Recorded data
----
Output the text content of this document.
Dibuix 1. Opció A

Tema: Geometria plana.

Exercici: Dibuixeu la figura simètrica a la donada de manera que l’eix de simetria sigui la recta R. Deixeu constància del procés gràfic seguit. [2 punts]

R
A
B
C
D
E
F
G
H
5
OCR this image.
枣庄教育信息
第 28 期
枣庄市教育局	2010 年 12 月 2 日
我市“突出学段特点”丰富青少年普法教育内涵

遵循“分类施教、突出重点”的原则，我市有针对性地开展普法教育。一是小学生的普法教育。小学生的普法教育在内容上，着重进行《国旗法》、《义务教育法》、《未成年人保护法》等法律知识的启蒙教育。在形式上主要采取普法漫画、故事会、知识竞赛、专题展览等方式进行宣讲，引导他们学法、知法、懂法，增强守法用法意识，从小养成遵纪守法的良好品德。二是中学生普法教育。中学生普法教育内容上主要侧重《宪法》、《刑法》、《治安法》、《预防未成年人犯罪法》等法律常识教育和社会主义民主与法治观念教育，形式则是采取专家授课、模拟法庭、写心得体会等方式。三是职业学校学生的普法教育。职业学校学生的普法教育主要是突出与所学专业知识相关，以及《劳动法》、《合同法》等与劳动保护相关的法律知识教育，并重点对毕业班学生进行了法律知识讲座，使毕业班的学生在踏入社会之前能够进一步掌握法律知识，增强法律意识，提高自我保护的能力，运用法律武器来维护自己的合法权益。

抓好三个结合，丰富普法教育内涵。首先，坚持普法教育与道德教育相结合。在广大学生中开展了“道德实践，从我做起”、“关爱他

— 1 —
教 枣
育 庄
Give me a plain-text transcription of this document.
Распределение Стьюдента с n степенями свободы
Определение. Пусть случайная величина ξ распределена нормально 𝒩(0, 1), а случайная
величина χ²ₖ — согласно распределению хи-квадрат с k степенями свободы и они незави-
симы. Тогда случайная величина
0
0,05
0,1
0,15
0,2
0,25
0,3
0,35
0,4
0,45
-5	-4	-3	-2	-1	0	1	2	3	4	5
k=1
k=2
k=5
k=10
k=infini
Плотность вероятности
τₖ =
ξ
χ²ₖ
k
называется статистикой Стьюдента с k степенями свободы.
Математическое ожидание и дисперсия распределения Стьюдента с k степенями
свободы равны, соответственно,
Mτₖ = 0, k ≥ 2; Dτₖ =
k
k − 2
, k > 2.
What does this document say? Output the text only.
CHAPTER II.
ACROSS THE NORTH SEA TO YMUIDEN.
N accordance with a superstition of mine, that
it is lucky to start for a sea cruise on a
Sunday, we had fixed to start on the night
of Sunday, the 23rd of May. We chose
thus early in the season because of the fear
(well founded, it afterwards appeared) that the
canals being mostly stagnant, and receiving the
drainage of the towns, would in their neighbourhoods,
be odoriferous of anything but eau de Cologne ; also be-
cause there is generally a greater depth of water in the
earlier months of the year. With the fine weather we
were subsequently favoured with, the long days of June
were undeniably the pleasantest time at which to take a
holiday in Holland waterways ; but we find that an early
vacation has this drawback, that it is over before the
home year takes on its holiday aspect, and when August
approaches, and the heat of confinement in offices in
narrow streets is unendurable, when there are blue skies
----
Given request: Copy, from the material, each line that holds the string "document".

Exercise solution:
Output the text content of this document.
Give me a plain-text transcription of this document.
What does this document say? Output the text only.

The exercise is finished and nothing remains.